Copy the records that follow exactly as written, but not their pictures.

-=-=-=-=-

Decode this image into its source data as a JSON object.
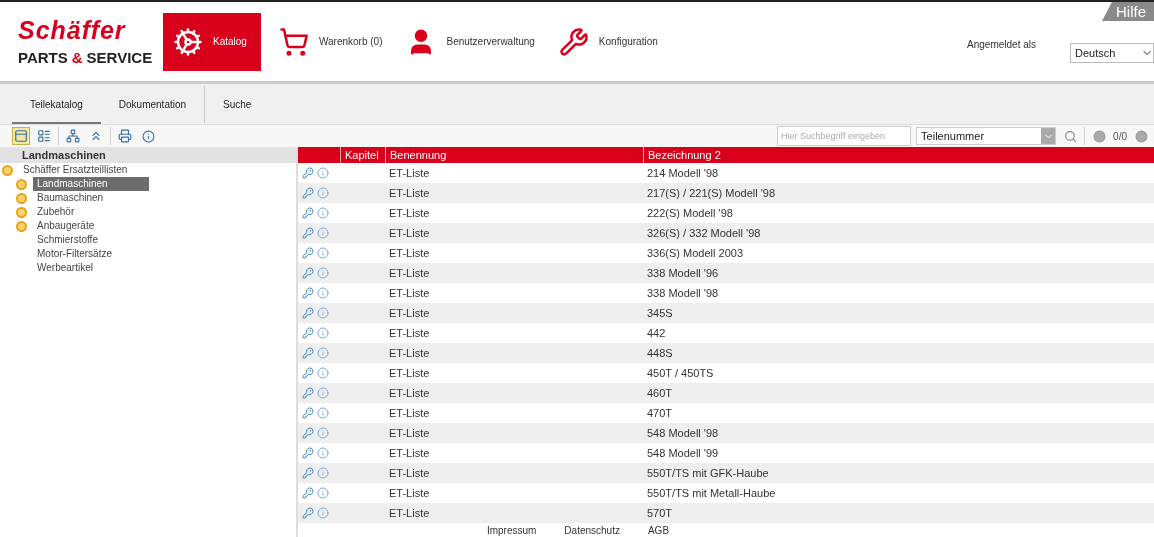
{
  "logo": {
    "brand": "Schäffer",
    "line_start": "PARTS",
    "line_amp": "&",
    "line_end": "SERVICE"
  },
  "nav": [
    {
      "label": "Katalog",
      "kind": "catalog",
      "selected": true
    },
    {
      "label": "Warenkorb (0)",
      "kind": "cart",
      "selected": false
    },
    {
      "label": "Benutzerverwaltung",
      "kind": "user",
      "selected": false
    },
    {
      "label": "Konfiguration",
      "kind": "tools",
      "selected": false
    }
  ],
  "account": {
    "label": "Angemeldet als",
    "language": "Deutsch",
    "help": "Hilfe"
  },
  "tabs": [
    {
      "label": "Teilekatalog",
      "selected": true
    },
    {
      "label": "Dokumentation",
      "selected": false
    },
    {
      "label": "Suche",
      "selected": false
    }
  ],
  "search": {
    "placeholder": "Hier Suchbegriff eingeben",
    "field": "Teilenummer",
    "counter": "0/0"
  },
  "tree": {
    "title": "Landmaschinen",
    "root": {
      "label": "Schäffer Ersatzteillisten",
      "expanded": true,
      "children": [
        {
          "label": "Landmaschinen",
          "kind": "folder",
          "selected": true
        },
        {
          "label": "Baumaschinen",
          "kind": "folder",
          "selected": false
        },
        {
          "label": "Zubehör",
          "kind": "folder",
          "selected": false
        },
        {
          "label": "Anbaugeräte",
          "kind": "folder",
          "selected": false
        },
        {
          "label": "Schmierstoffe",
          "kind": "leaf",
          "selected": false
        },
        {
          "label": "Motor-Filtersätze",
          "kind": "leaf",
          "selected": false
        },
        {
          "label": "Werbeartikel",
          "kind": "leaf",
          "selected": false
        }
      ]
    }
  },
  "table": {
    "columns": [
      "Kapitel",
      "Benennung",
      "Bezeichnung 2"
    ],
    "rows": [
      [
        "",
        "ET-Liste",
        "214 Modell '98"
      ],
      [
        "",
        "ET-Liste",
        "217(S) / 221(S) Modell '98"
      ],
      [
        "",
        "ET-Liste",
        "222(S) Modell '98"
      ],
      [
        "",
        "ET-Liste",
        "326(S) / 332 Modell '98"
      ],
      [
        "",
        "ET-Liste",
        "336(S) Modell 2003"
      ],
      [
        "",
        "ET-Liste",
        "338 Modell '96"
      ],
      [
        "",
        "ET-Liste",
        "338 Modell '98"
      ],
      [
        "",
        "ET-Liste",
        "345S"
      ],
      [
        "",
        "ET-Liste",
        "442"
      ],
      [
        "",
        "ET-Liste",
        "448S"
      ],
      [
        "",
        "ET-Liste",
        "450T / 450TS"
      ],
      [
        "",
        "ET-Liste",
        "460T"
      ],
      [
        "",
        "ET-Liste",
        "470T"
      ],
      [
        "",
        "ET-Liste",
        "548 Modell '98"
      ],
      [
        "",
        "ET-Liste",
        "548 Modell '99"
      ],
      [
        "",
        "ET-Liste",
        "550T/TS mit GFK-Haube"
      ],
      [
        "",
        "ET-Liste",
        "550T/TS mit Metall-Haube"
      ],
      [
        "",
        "ET-Liste",
        "570T"
      ]
    ]
  },
  "footer": [
    "Impressum",
    "Datenschutz",
    "AGB"
  ]
}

-=-=-=-=-

- _The output_:
Decode this image into its source data as a JSON object.
{
  "logo": {
    "brand": "Schäffer",
    "line_start": "PARTS",
    "line_amp": "&",
    "line_end": "SERVICE"
  },
  "nav": [
    {
      "label": "Katalog",
      "kind": "catalog",
      "selected": true
    },
    {
      "label": "Warenkorb (0)",
      "kind": "cart",
      "selected": false
    },
    {
      "label": "Benutzerverwaltung",
      "kind": "user",
      "selected": false
    },
    {
      "label": "Konfiguration",
      "kind": "tools",
      "selected": false
    }
  ],
  "account": {
    "label": "Angemeldet als",
    "language": "Deutsch",
    "help": "Hilfe"
  },
  "tabs": [
    {
      "label": "Teilekatalog",
      "selected": true
    },
    {
      "label": "Dokumentation",
      "selected": false
    },
    {
      "label": "Suche",
      "selected": false
    }
  ],
  "search": {
    "placeholder": "Hier Suchbegriff eingeben",
    "field": "Teilenummer",
    "counter": "0/0"
  },
  "tree": {
    "title": "Landmaschinen",
    "root": {
      "label": "Schäffer Ersatzteillisten",
      "expanded": true,
      "children": [
        {
          "label": "Landmaschinen",
          "kind": "folder",
          "selected": true
        },
        {
          "label": "Baumaschinen",
          "kind": "folder",
          "selected": false
        },
        {
          "label": "Zubehör",
          "kind": "folder",
          "selected": false
        },
        {
          "label": "Anbaugeräte",
          "kind": "folder",
          "selected": false
        },
        {
          "label": "Schmierstoffe",
          "kind": "leaf",
          "selected": false
        },
        {
          "label": "Motor-Filtersätze",
          "kind": "leaf",
          "selected": false
        },
        {
          "label": "Werbeartikel",
          "kind": "leaf",
          "selected": false
        }
      ]
    }
  },
  "table": {
    "columns": [
      "Kapitel",
      "Benennung",
      "Bezeichnung 2"
    ],
    "rows": [
      [
        "",
        "ET-Liste",
        "214 Modell '98"
      ],
      [
        "",
        "ET-Liste",
        "217(S) / 221(S) Modell '98"
      ],
      [
        "",
        "ET-Liste",
        "222(S) Modell '98"
      ],
      [
        "",
        "ET-Liste",
        "326(S) / 332 Modell '98"
      ],
      [
        "",
        "ET-Liste",
        "336(S) Modell 2003"
      ],
      [
        "",
        "ET-Liste",
        "338 Modell '96"
      ],
      [
        "",
        "ET-Liste",
        "338 Modell '98"
      ],
      [
        "",
        "ET-Liste",
        "345S"
      ],
      [
        "",
        "ET-Liste",
        "442"
      ],
      [
        "",
        "ET-Liste",
        "448S"
      ],
      [
        "",
        "ET-Liste",
        "450T / 450TS"
      ],
      [
        "",
        "ET-Liste",
        "460T"
      ],
      [
        "",
        "ET-Liste",
        "470T"
      ],
      [
        "",
        "ET-Liste",
        "548 Modell '98"
      ],
      [
        "",
        "ET-Liste",
        "548 Modell '99"
      ],
      [
        "",
        "ET-Liste",
        "550T/TS mit GFK-Haube"
      ],
      [
        "",
        "ET-Liste",
        "550T/TS mit Metall-Haube"
      ],
      [
        "",
        "ET-Liste",
        "570T"
      ]
    ]
  },
  "footer": [
    "Impressum",
    "Datenschutz",
    "AGB"
  ]
}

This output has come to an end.